Items from a figure collection
- - - -
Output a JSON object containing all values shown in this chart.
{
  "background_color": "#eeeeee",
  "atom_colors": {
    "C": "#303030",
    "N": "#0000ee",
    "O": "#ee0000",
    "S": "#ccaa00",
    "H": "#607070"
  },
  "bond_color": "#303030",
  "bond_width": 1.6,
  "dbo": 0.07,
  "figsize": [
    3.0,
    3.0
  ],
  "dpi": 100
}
- - - -
** Short task **
Transcribe all lines as written.

** Right answer **
Output a JSON object containing all values shown in this chart.
{
  "background_color": "#eeeeee",
  "atom_colors": {
    "C": "#303030",
    "N": "#0000ee",
    "O": "#ee0000",
    "S": "#ccaa00",
    "H": "#607070"
  },
  "bond_color": "#303030",
  "bond_width": 1.6,
  "dbo": 0.07,
  "figsize": [
    3.0,
    3.0
  ],
  "dpi": 100
}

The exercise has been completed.